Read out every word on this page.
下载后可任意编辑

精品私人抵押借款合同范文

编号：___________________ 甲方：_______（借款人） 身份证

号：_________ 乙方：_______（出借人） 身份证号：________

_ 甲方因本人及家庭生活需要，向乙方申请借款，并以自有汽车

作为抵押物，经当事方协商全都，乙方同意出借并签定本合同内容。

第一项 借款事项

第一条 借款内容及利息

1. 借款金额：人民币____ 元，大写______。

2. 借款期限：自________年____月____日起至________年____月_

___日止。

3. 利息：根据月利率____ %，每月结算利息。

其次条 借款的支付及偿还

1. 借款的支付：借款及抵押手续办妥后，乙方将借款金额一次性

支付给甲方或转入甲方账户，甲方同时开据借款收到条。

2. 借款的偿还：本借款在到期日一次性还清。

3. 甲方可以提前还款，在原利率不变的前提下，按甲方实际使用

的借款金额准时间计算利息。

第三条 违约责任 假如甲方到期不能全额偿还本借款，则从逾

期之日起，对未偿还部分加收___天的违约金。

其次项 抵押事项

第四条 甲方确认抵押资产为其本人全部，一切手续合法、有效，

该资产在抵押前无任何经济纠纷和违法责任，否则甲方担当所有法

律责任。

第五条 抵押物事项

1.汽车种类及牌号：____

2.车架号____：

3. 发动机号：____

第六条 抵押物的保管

STATED GOAL:
Output each record exactly, leaving nothing out.

TASK OUTPUT:
Read out every word on this page.
下载后可任意编辑

精品私人抵押借款合同范文

编号：___________________ 甲方：_______（借款人） 身份证

号：_________ 乙方：_______（出借人） 身份证号：________

_ 甲方因本人及家庭生活需要，向乙方申请借款，并以自有汽车

作为抵押物，经当事方协商全都，乙方同意出借并签定本合同内容。

第一项 借款事项

第一条 借款内容及利息

1. 借款金额：人民币____ 元，大写______。

2. 借款期限：自________年____月____日起至________年____月_

___日止。

3. 利息：根据月利率____ %，每月结算利息。

其次条 借款的支付及偿还

1. 借款的支付：借款及抵押手续办妥后，乙方将借款金额一次性

支付给甲方或转入甲方账户，甲方同时开据借款收到条。

2. 借款的偿还：本借款在到期日一次性还清。

3. 甲方可以提前还款，在原利率不变的前提下，按甲方实际使用

的借款金额准时间计算利息。

第三条 违约责任 假如甲方到期不能全额偿还本借款，则从逾

期之日起，对未偿还部分加收___天的违约金。

其次项 抵押事项

第四条 甲方确认抵押资产为其本人全部，一切手续合法、有效，

该资产在抵押前无任何经济纠纷和违法责任，否则甲方担当所有法

律责任。

第五条 抵押物事项

1.汽车种类及牌号：____

2.车架号____：

3. 发动机号：____

第六条 抵押物的保管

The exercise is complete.